Transcribe the records below exactly, leaving out any pictures.

****

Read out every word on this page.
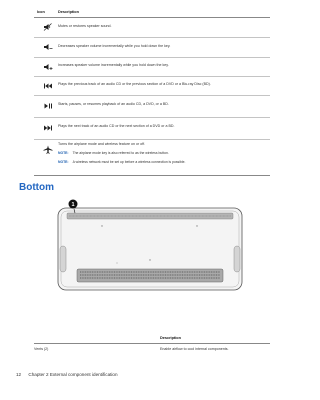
Icon	Description
Mutes or restores speaker sound.
Decreases speaker volume incrementally while you hold down the key.
Increases speaker volume incrementally while you hold down the key.
Plays the previous track of an audio CD or the previous section of a DVD or a Blu-ray Disc (BD).
Starts, pauses, or resumes playback of an audio CD, a DVD, or a BD.
Plays the next track of an audio CD or the next section of a DVD or a BD.
Turns the airplane mode and wireless feature on or off.
NOTE: The airplane mode key is also referred to as the wireless button.
NOTE: A wireless network must be set up before a wireless connection is possible.
Bottom
1
Description
Vents (2)	Enable airflow to cool internal components.
12 Chapter 2 External component identification
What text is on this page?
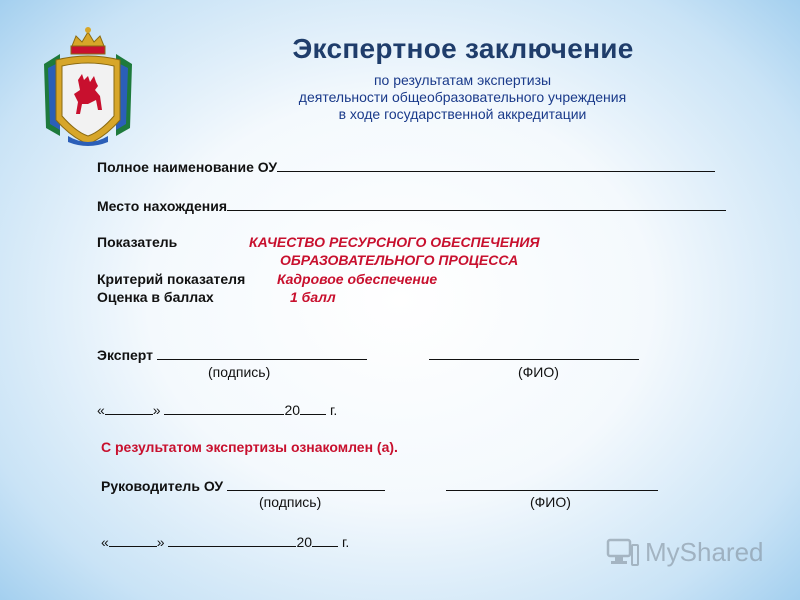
Экспертное заключение
по результатам экспертизы
деятельности общеобразовательного учреждения
в ходе государственной аккредитации
Полное наименование ОУ
Место нахождения
Показатель	КАЧЕСТВО РЕСУРСНОГО ОБЕСПЕЧЕНИЯ
ОБРАЗОВАТЕЛЬНОГО ПРОЦЕССА
Критерий показателя Кадровое обеспечение
Оценка в баллах	1 балл
Эксперт
(подпись)	(ФИО)
«	»	20 г.
С результатом экспертизы ознакомлен (а).
Руководитель ОУ
(подпись)	(ФИО)
«	»	20 г.	MyShared
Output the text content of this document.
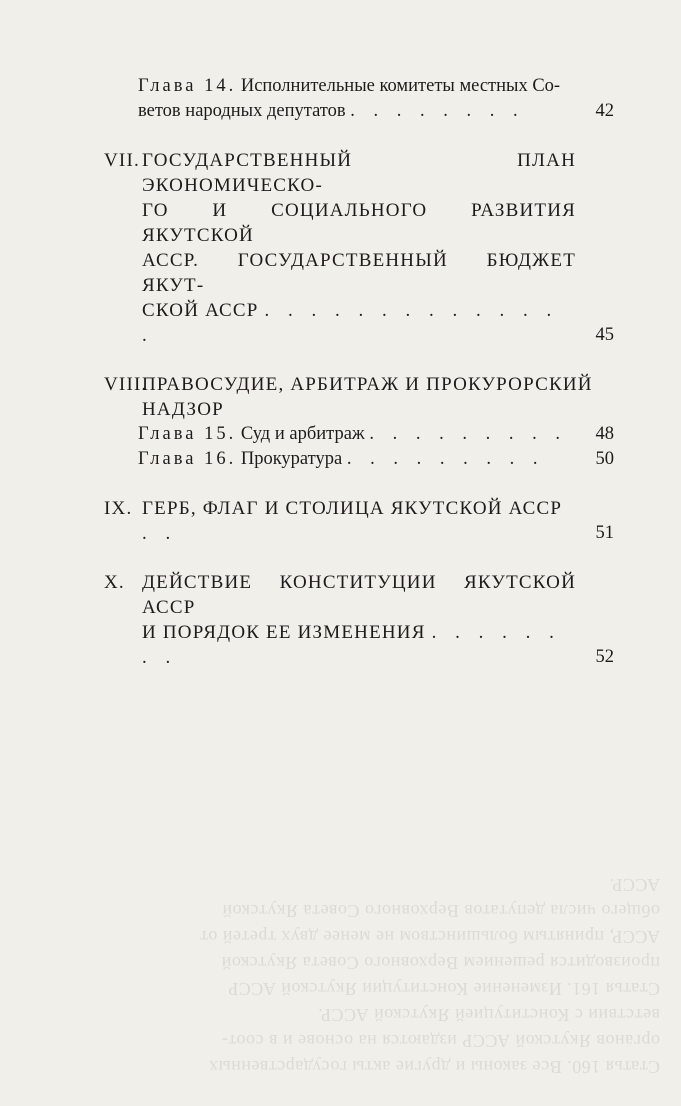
Статья 160. Все законы и другие акты государственных
органов Якутской АССР издаются на основе и в соот-
ветствии с Конституцией Якутской АССР.
Статья 161. Изменение Конституции Якутской АССР
производится решением Верховного Совета Якутской
АССР, принятым большинством не менее двух третей от
общего числа депутатов Верховного Совета Якутской
АССР.
Глава 14. Исполнительные комитеты местных Со-
ветов народных депутатов . . . . . . . .	42
VII. ГОСУДАРСТВЕННЫЙ ПЛАН ЭКОНОМИЧЕСКО-
ГО И СОЦИАЛЬНОГО РАЗВИТИЯ ЯКУТСКОЙ
АССР. ГОСУДАРСТВЕННЫЙ БЮДЖЕТ ЯКУТ-
СКОЙ АССР . . . . . . . . . . . . . .	45
VIII.
ПРАВОСУДИЕ, АРБИТРАЖ И ПРОКУРОРСКИЙ
НАДЗОР
Глава 15. Суд и арбитраж . . . . . . . . . 48
Глава 16. Прокуратура . . . . . . . . .	50
IX. ГЕРБ, ФЛАГ И СТОЛИЦА ЯКУТСКОЙ АССР . .	51
X. ДЕЙСТВИЕ КОНСТИТУЦИИ ЯКУТСКОЙ АССР
И ПОРЯДОК ЕЕ ИЗМЕНЕНИЯ . . . . . . . .	52
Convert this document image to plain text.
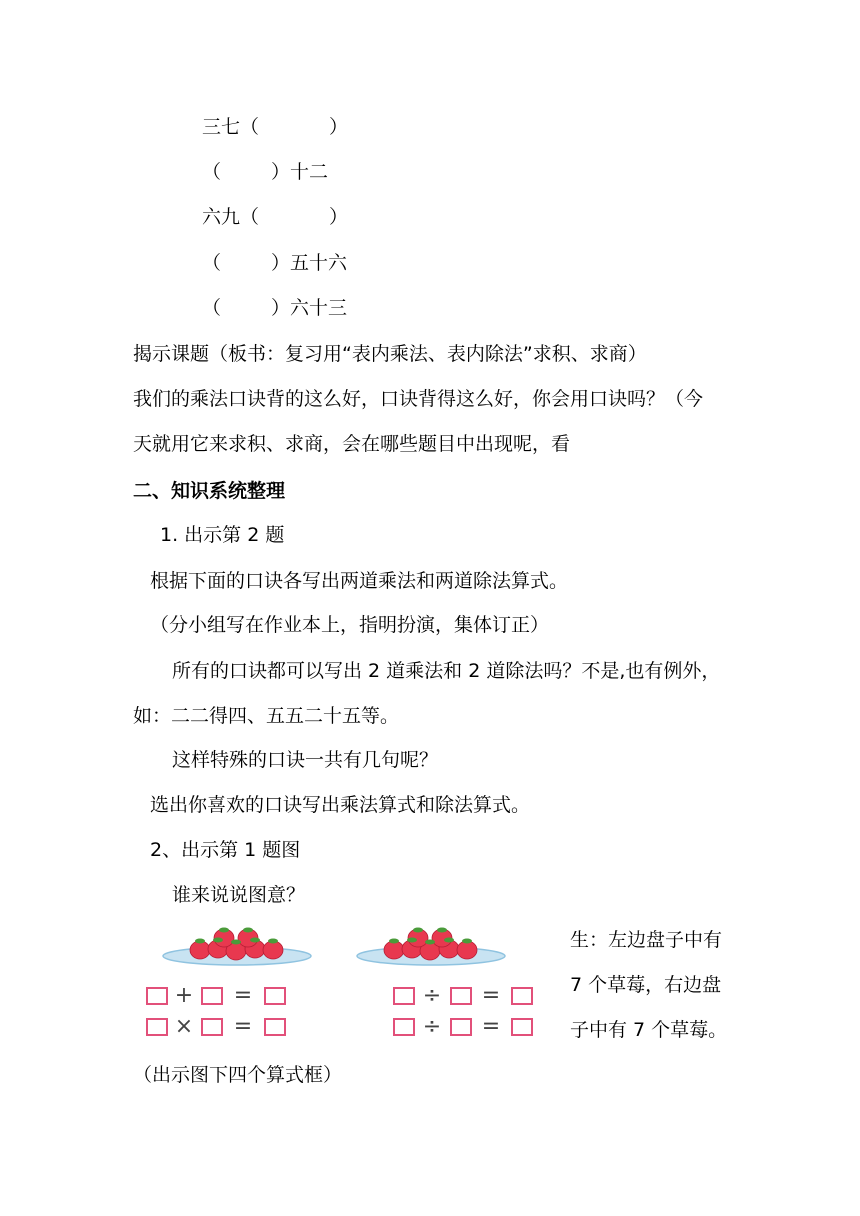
三七（	）
（	）十二
六九（	）
（	）五十六
（	）六十三
揭示课题（板书：复习用“表内乘法、表内除法”求积、求商）
我们的乘法口诀背的这么好，口诀背得这么好，你会用口诀吗？（今
天就用它来求积、求商，会在哪些题目中出现呢，看
二、知识系统整理
1. 出示第 2 题
根据下面的口诀各写出两道乘法和两道除法算式。
（分小组写在作业本上，指明扮演，集体订正）
所有的口诀都可以写出 2 道乘法和 2 道除法吗？不是,也有例外，
如：二二得四、五五二十五等。
这样特殊的口诀一共有几句呢？
选出你喜欢的口诀写出乘法算式和除法算式。
2、出示第 1 题图
谁来说说图意？
生：左边盘子中有
7 个草莓，右边盘
子中有 7 个草莓。
+ =
× =
÷ =
÷ =
（出示图下四个算式框）
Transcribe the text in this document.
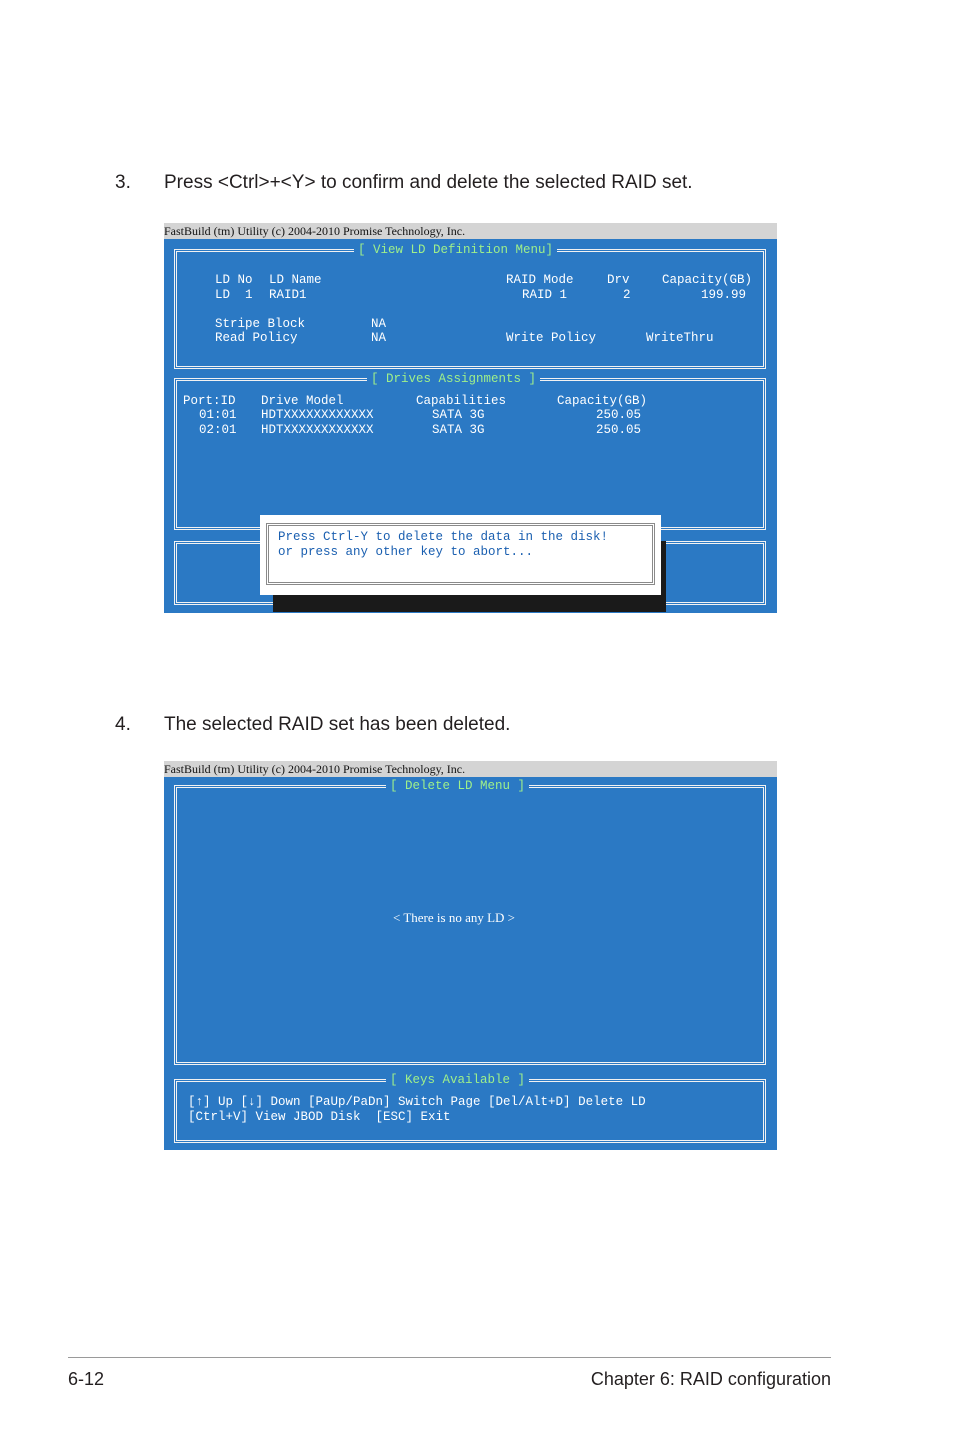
3. Press <Ctrl>+<Y> to confirm and delete the selected RAID set.
FastBuild (tm) Utility (c) 2004-2010 Promise Technology, Inc.
[ View LD Definition Menu]
LD No LD Name	RAID Mode	Drv	Capacity(GB)
LD  1 RAID1	RAID 1	2	199.99
Stripe Block	NA
Read Policy	NA	Write Policy	WriteThru
[ Drives Assignments ]
Port:ID Drive Model	Capabilities	Capacity(GB)
01:01 HDTXXXXXXXXXXXX	SATA 3G	250.05
02:01 HDTXXXXXXXXXXXX	SATA 3G	250.05
Press Ctrl-Y to delete the data in the disk!
or press any other key to abort...
4. The selected RAID set has been deleted.
FastBuild (tm) Utility (c) 2004-2010 Promise Technology, Inc.
[ Delete LD Menu ]
< There is no any LD >
[ Keys Available ]
[↑] Up [↓] Down [PaUp/PaDn] Switch Page [Del/Alt+D] Delete LD
[Ctrl+V] View JBOD Disk  [ESC] Exit
6-12	Chapter 6: RAID configuration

****

#### Output below:
Read out every word on this page.
Icon	Description
Mutes or restores speaker sound.
Decreases speaker volume incrementally while you hold down the key.
Increases speaker volume incrementally while you hold down the key.
Plays the previous track of an audio CD or the previous section of a DVD or a Blu-ray Disc (BD).
Starts, pauses, or resumes playback of an audio CD, a DVD, or a BD.
Plays the next track of an audio CD or the next section of a DVD or a BD.
Turns the airplane mode and wireless feature on or off.
NOTE: The airplane mode key is also referred to as the wireless button.
NOTE: A wireless network must be set up before a wireless connection is possible.
Bottom
1
Description
Vents (2)	Enable airflow to cool internal components.
12 Chapter 2 External component identification
What text is on this page?
Экспертное заключение
по результатам экспертизы
деятельности общеобразовательного учреждения
в ходе государственной аккредитации
Полное наименование ОУ
Место нахождения
Показатель	КАЧЕСТВО РЕСУРСНОГО ОБЕСПЕЧЕНИЯ
ОБРАЗОВАТЕЛЬНОГО ПРОЦЕССА
Критерий показателя Кадровое обеспечение
Оценка в баллах	1 балл
Эксперт
(подпись)	(ФИО)
«	»	20 г.
С результатом экспертизы ознакомлен (а).
Руководитель ОУ
(подпись)	(ФИО)
«	»	20 г.	MyShared
Output the text content of this document.
Статья 160. Все законы и другие акты государственных
органов Якутской АССР издаются на основе и в соот-
ветствии с Конституцией Якутской АССР.
Статья 161. Изменение Конституции Якутской АССР
производится решением Верховного Совета Якутской
АССР, принятым большинством не менее двух третей от
общего числа депутатов Верховного Совета Якутской
АССР.
Глава 14. Исполнительные комитеты местных Со-
ветов народных депутатов . . . . . . . .	42
VII. ГОСУДАРСТВЕННЫЙ ПЛАН ЭКОНОМИЧЕСКО-
ГО И СОЦИАЛЬНОГО РАЗВИТИЯ ЯКУТСКОЙ
АССР. ГОСУДАРСТВЕННЫЙ БЮДЖЕТ ЯКУТ-
СКОЙ АССР . . . . . . . . . . . . . .	45
VIII.
ПРАВОСУДИЕ, АРБИТРАЖ И ПРОКУРОРСКИЙ
НАДЗОР
Глава 15. Суд и арбитраж . . . . . . . . . 48
Глава 16. Прокуратура . . . . . . . . .	50
IX. ГЕРБ, ФЛАГ И СТОЛИЦА ЯКУТСКОЙ АССР . .	51
X. ДЕЙСТВИЕ КОНСТИТУЦИИ ЯКУТСКОЙ АССР
И ПОРЯДОК ЕЕ ИЗМЕНЕНИЯ . . . . . . . .	52
Convert this document image to plain text.
三七（	）
（	）十二
六九（	）
（	）五十六
（	）六十三
揭示课题（板书：复习用“表内乘法、表内除法”求积、求商）
我们的乘法口诀背的这么好，口诀背得这么好，你会用口诀吗？（今
天就用它来求积、求商，会在哪些题目中出现呢，看
二、知识系统整理
1. 出示第 2 题
根据下面的口诀各写出两道乘法和两道除法算式。
（分小组写在作业本上，指明扮演，集体订正）
所有的口诀都可以写出 2 道乘法和 2 道除法吗？不是,也有例外，
如：二二得四、五五二十五等。
这样特殊的口诀一共有几句呢？
选出你喜欢的口诀写出乘法算式和除法算式。
2、出示第 1 题图
谁来说说图意？
生：左边盘子中有
7 个草莓，右边盘
子中有 7 个草莓。
+ =
× =
÷ =
÷ =
（出示图下四个算式框）
Transcribe the text in this document.
3. Press <Ctrl>+<Y> to confirm and delete the selected RAID set.
FastBuild (tm) Utility (c) 2004-2010 Promise Technology, Inc.
[ View LD Definition Menu]
LD No LD Name	RAID Mode	Drv	Capacity(GB)
LD  1 RAID1	RAID 1	2	199.99
Stripe Block	NA
Read Policy	NA	Write Policy	WriteThru
[ Drives Assignments ]
Port:ID Drive Model	Capabilities	Capacity(GB)
01:01 HDTXXXXXXXXXXXX	SATA 3G	250.05
02:01 HDTXXXXXXXXXXXX	SATA 3G	250.05
Press Ctrl-Y to delete the data in the disk!
or press any other key to abort...
4. The selected RAID set has been deleted.
FastBuild (tm) Utility (c) 2004-2010 Promise Technology, Inc.
[ Delete LD Menu ]
< There is no any LD >
[ Keys Available ]
[↑] Up [↓] Down [PaUp/PaDn] Switch Page [Del/Alt+D] Delete LD
[Ctrl+V] View JBOD Disk  [ESC] Exit
6-12	Chapter 6: RAID configuration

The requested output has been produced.